» WHAT NEEDS TO BE DONE:
Check each line of the listing for the word "Memory" and report how many lines contain it, giving nothing but the number.

## BEGIN GIVEN INFORMATION

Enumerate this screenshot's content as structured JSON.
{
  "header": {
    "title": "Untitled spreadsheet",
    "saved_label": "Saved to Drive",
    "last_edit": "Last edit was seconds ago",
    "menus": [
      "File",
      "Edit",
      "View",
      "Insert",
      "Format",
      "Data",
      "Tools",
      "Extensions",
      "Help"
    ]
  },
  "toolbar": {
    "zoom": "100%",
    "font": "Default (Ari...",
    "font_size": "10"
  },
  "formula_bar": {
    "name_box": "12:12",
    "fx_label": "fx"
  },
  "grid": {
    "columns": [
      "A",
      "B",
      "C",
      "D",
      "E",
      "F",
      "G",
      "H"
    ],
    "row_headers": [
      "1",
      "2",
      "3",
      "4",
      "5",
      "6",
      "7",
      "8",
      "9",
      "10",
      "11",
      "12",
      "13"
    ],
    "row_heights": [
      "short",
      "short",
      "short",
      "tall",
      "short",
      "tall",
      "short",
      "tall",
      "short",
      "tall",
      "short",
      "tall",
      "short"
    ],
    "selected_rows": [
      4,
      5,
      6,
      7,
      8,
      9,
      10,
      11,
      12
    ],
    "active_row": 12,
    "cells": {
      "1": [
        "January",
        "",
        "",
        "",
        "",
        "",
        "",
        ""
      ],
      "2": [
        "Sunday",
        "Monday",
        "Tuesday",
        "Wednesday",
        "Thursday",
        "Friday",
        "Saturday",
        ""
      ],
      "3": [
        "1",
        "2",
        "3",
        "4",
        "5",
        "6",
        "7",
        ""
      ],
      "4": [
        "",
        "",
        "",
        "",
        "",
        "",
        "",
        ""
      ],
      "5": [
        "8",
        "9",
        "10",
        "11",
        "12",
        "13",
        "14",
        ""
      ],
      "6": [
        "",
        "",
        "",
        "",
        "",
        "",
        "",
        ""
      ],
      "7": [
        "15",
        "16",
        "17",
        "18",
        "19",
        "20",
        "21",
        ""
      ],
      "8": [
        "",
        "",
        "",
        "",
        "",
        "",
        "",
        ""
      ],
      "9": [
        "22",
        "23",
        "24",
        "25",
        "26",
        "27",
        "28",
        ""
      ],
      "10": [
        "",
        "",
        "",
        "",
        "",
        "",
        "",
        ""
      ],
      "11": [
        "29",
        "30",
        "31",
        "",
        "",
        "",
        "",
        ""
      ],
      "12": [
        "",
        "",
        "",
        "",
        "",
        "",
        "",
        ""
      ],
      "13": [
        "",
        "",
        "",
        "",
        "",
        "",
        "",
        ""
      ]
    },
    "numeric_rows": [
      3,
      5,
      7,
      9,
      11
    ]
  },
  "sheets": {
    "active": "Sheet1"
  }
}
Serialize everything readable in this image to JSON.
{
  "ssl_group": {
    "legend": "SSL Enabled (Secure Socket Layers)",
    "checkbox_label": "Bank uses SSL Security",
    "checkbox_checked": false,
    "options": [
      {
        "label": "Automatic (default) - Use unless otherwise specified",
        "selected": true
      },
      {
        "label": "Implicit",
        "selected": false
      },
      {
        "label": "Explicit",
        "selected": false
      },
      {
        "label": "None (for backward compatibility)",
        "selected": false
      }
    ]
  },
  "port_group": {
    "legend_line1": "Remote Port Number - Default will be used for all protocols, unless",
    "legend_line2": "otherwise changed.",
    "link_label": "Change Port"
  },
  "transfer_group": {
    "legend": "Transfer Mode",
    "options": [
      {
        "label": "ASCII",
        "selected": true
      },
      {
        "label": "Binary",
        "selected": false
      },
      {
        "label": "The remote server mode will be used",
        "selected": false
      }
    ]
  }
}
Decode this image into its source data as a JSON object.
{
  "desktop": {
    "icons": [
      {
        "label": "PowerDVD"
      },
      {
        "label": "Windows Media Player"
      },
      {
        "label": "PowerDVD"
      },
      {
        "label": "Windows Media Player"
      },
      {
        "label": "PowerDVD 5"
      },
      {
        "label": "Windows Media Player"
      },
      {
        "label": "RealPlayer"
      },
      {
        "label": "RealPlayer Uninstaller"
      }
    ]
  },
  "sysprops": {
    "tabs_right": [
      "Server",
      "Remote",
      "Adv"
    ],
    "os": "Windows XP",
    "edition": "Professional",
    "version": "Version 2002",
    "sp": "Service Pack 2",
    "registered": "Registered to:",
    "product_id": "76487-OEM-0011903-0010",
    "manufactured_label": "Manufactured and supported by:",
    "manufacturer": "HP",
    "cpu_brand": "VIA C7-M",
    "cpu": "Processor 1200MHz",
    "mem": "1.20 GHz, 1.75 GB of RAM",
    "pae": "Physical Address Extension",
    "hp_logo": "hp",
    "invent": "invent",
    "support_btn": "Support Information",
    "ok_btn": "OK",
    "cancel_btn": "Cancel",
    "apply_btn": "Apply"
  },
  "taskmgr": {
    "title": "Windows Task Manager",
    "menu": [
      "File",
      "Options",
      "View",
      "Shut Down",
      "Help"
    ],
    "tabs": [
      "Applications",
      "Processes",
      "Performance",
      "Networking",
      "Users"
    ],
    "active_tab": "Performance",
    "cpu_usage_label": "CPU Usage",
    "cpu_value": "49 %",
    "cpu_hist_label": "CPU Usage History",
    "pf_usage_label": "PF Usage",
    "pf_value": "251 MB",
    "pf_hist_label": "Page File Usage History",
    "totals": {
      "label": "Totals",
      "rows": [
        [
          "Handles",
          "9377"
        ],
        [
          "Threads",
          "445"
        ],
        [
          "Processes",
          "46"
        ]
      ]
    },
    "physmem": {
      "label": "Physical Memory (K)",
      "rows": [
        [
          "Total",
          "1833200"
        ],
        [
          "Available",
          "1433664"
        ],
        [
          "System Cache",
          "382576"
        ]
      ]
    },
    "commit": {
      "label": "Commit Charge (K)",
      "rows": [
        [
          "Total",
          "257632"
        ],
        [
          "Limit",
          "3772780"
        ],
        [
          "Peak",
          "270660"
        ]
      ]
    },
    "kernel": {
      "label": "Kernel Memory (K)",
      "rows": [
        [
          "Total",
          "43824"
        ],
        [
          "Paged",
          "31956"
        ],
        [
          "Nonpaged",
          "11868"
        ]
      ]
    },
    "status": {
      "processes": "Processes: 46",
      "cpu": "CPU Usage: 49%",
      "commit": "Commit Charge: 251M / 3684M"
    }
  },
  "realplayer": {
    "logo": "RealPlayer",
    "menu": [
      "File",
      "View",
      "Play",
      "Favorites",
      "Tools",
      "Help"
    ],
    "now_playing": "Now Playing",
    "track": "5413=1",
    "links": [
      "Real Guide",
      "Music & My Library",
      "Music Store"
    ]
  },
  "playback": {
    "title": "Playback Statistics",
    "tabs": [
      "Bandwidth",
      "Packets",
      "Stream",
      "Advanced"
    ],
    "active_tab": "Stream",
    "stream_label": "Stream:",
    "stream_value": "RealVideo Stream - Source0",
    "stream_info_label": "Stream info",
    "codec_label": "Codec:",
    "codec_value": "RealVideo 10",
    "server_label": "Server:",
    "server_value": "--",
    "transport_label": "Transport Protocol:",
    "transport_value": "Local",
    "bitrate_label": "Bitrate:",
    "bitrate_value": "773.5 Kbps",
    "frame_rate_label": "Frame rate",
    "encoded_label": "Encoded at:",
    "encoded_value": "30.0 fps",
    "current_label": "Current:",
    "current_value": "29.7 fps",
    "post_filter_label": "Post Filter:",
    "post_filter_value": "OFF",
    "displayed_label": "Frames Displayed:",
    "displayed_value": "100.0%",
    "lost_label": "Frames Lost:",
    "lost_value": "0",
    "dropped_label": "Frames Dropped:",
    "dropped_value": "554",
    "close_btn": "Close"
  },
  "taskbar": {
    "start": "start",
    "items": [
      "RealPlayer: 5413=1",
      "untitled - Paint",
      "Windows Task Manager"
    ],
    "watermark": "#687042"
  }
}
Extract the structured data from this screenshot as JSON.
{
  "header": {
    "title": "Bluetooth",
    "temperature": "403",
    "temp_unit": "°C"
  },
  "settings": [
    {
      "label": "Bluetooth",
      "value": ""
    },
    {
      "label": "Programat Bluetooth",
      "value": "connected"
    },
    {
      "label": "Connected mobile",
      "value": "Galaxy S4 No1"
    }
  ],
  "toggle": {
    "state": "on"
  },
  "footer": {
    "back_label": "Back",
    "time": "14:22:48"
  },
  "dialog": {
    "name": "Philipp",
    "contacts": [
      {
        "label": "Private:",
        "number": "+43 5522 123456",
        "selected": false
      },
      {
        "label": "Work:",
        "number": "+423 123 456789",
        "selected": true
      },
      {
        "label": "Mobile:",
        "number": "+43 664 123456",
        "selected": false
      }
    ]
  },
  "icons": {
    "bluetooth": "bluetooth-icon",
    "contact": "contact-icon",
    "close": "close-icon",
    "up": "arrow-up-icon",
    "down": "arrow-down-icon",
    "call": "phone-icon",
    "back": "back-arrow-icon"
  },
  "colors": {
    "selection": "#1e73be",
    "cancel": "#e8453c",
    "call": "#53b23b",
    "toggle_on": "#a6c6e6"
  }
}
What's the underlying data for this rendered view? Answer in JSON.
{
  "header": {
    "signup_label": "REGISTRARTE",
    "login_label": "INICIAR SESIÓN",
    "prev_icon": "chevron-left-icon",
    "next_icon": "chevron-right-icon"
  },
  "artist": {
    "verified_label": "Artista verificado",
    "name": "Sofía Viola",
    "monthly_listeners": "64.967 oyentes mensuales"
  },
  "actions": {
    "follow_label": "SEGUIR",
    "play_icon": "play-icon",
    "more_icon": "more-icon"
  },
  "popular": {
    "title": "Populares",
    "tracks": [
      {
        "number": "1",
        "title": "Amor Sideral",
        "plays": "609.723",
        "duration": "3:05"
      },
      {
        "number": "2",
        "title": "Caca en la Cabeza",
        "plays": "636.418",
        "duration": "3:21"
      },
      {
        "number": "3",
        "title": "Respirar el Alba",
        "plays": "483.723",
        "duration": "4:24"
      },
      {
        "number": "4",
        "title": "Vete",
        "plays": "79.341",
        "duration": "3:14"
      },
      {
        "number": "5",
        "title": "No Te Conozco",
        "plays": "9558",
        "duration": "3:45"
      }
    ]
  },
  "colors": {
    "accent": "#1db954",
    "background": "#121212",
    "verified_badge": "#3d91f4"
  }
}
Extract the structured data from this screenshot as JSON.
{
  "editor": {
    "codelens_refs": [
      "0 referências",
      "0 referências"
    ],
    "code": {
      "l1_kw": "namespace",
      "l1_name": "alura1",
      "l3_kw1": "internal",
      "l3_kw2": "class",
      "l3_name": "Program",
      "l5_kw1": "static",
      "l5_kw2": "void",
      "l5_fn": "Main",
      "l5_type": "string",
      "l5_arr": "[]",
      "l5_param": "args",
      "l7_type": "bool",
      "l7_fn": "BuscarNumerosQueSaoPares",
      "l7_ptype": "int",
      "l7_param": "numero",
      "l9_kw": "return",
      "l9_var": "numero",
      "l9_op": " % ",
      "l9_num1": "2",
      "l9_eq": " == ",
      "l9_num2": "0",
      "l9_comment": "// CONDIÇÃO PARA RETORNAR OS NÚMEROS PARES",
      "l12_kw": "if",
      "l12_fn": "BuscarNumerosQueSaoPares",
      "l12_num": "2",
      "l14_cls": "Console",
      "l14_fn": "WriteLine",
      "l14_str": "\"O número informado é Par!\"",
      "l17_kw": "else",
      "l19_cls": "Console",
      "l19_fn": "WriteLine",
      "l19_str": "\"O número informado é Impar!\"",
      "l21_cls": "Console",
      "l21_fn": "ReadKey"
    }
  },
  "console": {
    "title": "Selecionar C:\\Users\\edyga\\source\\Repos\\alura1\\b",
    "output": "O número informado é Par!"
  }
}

## END GIVEN INFORMATION

» EXERCISE OUTPUT:
2